TASK INSTRUCTIONS: From the listing below, extract every line in which the word "plus" appears.

— start SUPPLIED DATA —

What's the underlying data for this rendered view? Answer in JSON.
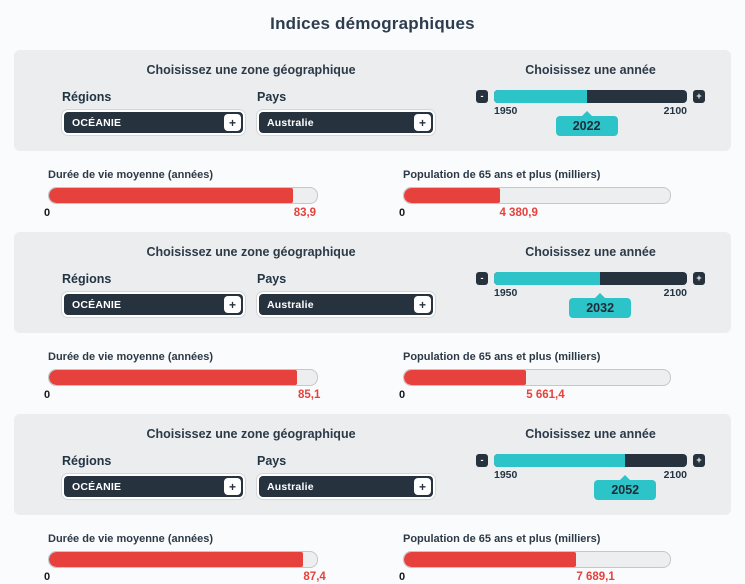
{
  "title": "Indices démographiques",
  "shared": {
    "zone_title": "Choisissez une zone géographique",
    "year_title": "Choisissez une année",
    "regions_label": "Régions",
    "country_label": "Pays",
    "life_label": "Durée de vie moyenne (années)",
    "pop_label": "Population de 65 ans et plus (milliers)",
    "bar_min": "0",
    "year_min": "1950",
    "year_max": "2100",
    "minus": "-",
    "plus": "+",
    "expand": "+"
  },
  "colors": {
    "accent_teal": "#2cc3c9",
    "dark_navy": "#27323f",
    "bar_red": "#e6413c",
    "panel_bg": "#ebedef"
  },
  "sections": [
    {
      "region": "OCÉANIE",
      "country": "Australie",
      "year": "2022",
      "slider_pct": 48,
      "life_value": "83,9",
      "life_pct": 91,
      "pop_value": "4 380,9",
      "pop_pct": 36
    },
    {
      "region": "OCÉANIE",
      "country": "Australie",
      "year": "2032",
      "slider_pct": 55,
      "life_value": "85,1",
      "life_pct": 92.6,
      "pop_value": "5 661,4",
      "pop_pct": 46
    },
    {
      "region": "OCÉANIE",
      "country": "Australie",
      "year": "2052",
      "slider_pct": 68,
      "life_value": "87,4",
      "life_pct": 94.6,
      "pop_value": "7 689,1",
      "pop_pct": 64.7
    }
  ]
}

— end SUPPLIED DATA —

ANSWER FOR THE TASK:
    "pop_label": "Population de 65 ans et plus (milliers)",
    "plus": "+",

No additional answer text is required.